--- Start SOURCE PASSAGE ---

I am learning Inequalities and today I've encountered the famous Rearrangement Inequality. I'll state the theorem:
Consider any two collections of real numbers in increasing order, $$a_1\leq a_2\leq....a_n$$ and $$b_1\leq b_2\leq....b_n$$ Then for any permutation ($a_1',a_2',....a_n'$) of ($a_1,a_2....,a_n$) it happens that: $$\sum_{i=1}^{n}a_ib_i\geq\sum_{i=1}^{n}a_i'b_i\geq\sum_{i=1}^{n}a_{n-i+1}b_i$$
Now, I understand what the theorem is saying, but I am finding it difficult to apply this theorem while solving problems. So I would like to know the thought process involved in solving these problems. In particular,
1) How does one identify inequalities that can be easily solved by the Rearrangement Inequality?

--- End SOURCE PASSAGE ---
--- Start GIVEN INFORMATION ---

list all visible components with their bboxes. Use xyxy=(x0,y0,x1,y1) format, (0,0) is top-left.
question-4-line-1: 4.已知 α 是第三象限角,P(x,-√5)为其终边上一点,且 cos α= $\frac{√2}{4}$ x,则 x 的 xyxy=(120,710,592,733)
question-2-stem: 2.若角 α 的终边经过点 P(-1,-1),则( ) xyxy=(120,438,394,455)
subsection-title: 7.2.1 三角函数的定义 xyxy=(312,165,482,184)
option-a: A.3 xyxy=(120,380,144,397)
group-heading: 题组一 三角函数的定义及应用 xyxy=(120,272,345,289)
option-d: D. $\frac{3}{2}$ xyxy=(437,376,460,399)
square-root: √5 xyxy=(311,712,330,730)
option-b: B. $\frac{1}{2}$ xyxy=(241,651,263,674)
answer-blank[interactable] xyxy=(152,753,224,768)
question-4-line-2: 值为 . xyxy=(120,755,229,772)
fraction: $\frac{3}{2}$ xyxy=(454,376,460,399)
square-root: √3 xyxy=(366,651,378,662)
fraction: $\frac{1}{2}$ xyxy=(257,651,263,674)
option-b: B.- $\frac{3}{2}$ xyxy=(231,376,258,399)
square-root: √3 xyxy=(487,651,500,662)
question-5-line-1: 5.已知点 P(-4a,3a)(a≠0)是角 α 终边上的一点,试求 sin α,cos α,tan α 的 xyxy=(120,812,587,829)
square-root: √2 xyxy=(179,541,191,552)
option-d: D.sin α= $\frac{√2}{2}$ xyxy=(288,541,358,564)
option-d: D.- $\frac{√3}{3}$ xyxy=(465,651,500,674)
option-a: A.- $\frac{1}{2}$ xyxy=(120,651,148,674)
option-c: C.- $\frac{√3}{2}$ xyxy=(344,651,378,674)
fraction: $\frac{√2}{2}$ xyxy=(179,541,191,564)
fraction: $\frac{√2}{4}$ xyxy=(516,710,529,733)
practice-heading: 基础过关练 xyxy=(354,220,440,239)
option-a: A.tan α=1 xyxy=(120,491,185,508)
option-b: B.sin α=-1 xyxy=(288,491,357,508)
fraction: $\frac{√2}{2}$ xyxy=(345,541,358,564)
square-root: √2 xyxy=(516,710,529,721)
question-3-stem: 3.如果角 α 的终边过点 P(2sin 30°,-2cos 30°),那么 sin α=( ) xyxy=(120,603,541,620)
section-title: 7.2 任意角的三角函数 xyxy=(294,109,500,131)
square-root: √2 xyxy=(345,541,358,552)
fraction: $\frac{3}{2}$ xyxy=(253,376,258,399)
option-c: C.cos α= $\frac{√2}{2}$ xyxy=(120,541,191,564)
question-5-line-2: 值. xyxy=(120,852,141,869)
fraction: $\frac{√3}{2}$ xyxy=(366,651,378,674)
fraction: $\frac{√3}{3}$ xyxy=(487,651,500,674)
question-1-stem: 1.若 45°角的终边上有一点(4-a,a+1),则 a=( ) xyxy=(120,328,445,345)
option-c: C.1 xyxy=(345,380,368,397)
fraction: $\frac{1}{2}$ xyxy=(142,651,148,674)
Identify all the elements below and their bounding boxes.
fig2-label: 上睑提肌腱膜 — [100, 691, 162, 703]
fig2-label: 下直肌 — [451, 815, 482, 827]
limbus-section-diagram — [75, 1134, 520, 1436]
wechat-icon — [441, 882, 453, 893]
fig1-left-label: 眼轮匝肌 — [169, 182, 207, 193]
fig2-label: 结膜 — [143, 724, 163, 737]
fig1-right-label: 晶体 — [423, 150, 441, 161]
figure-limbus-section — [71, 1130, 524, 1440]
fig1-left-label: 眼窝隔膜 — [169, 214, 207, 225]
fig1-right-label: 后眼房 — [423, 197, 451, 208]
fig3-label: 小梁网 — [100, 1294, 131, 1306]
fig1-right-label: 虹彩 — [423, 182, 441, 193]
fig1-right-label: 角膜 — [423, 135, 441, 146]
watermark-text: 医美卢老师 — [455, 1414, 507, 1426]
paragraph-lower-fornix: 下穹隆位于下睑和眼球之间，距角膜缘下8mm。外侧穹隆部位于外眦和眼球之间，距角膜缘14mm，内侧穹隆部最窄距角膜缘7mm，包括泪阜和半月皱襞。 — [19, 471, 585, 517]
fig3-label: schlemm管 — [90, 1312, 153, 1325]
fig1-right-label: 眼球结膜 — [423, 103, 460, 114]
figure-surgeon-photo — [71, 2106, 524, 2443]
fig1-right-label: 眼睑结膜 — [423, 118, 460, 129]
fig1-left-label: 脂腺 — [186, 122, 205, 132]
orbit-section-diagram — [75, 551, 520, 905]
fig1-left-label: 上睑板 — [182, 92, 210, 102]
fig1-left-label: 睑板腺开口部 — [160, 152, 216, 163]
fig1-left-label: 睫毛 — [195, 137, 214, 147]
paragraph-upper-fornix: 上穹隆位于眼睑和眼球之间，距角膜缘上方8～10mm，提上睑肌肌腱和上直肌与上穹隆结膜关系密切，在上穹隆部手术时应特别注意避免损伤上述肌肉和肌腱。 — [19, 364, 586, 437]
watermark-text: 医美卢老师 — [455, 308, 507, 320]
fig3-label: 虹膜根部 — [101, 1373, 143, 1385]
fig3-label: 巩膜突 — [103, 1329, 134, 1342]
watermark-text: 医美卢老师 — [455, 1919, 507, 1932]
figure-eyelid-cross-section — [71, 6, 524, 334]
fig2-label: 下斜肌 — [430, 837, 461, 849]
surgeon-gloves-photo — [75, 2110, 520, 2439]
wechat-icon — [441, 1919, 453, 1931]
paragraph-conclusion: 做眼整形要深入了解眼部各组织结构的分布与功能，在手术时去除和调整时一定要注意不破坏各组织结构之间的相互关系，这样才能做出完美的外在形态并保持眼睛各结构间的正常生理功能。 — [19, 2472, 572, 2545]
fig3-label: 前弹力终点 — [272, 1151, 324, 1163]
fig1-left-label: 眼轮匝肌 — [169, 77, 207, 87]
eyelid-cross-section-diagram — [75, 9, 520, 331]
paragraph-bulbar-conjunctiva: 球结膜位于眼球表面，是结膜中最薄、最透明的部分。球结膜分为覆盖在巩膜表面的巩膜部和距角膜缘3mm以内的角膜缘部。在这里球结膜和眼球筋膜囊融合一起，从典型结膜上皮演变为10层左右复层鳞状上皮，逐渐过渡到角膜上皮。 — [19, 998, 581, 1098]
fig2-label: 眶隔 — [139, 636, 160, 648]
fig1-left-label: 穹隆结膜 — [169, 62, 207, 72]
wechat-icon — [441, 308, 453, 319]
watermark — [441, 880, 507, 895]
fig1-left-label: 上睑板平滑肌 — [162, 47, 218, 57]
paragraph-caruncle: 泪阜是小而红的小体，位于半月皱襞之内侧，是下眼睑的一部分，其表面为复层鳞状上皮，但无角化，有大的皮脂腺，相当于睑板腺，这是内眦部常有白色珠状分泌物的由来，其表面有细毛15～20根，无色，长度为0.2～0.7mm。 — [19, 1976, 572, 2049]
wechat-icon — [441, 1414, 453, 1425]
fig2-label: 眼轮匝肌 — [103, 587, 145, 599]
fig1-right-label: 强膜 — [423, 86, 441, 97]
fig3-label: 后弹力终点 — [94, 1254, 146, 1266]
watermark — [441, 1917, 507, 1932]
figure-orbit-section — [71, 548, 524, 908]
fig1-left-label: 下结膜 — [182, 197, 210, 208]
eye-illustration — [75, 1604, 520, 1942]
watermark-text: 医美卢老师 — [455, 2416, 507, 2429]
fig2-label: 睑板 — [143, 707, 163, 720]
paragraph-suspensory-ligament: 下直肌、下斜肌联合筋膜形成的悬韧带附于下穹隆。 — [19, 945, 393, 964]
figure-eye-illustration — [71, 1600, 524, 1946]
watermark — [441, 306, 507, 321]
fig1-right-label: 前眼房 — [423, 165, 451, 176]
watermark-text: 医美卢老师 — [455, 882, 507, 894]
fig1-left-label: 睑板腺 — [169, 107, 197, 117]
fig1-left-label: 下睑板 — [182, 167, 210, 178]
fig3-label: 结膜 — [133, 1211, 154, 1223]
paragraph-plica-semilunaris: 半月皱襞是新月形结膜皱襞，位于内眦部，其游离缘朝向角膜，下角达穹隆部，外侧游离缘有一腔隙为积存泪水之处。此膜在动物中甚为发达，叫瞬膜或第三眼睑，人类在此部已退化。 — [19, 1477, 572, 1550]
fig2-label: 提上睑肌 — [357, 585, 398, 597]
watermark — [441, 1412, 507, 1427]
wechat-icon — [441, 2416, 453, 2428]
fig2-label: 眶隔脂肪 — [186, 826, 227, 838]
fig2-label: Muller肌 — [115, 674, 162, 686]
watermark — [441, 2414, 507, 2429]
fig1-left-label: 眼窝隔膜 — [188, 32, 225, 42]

--- End GIVEN INFORMATION ---

→ **TASK TO COMPLETE**: In the forum post, in what order must the two collections of real numbers be arranged for the Rearrangement Inequality to apply? The material above has no connection to the forum post.

→ **TASK RESULT**: Increasing order.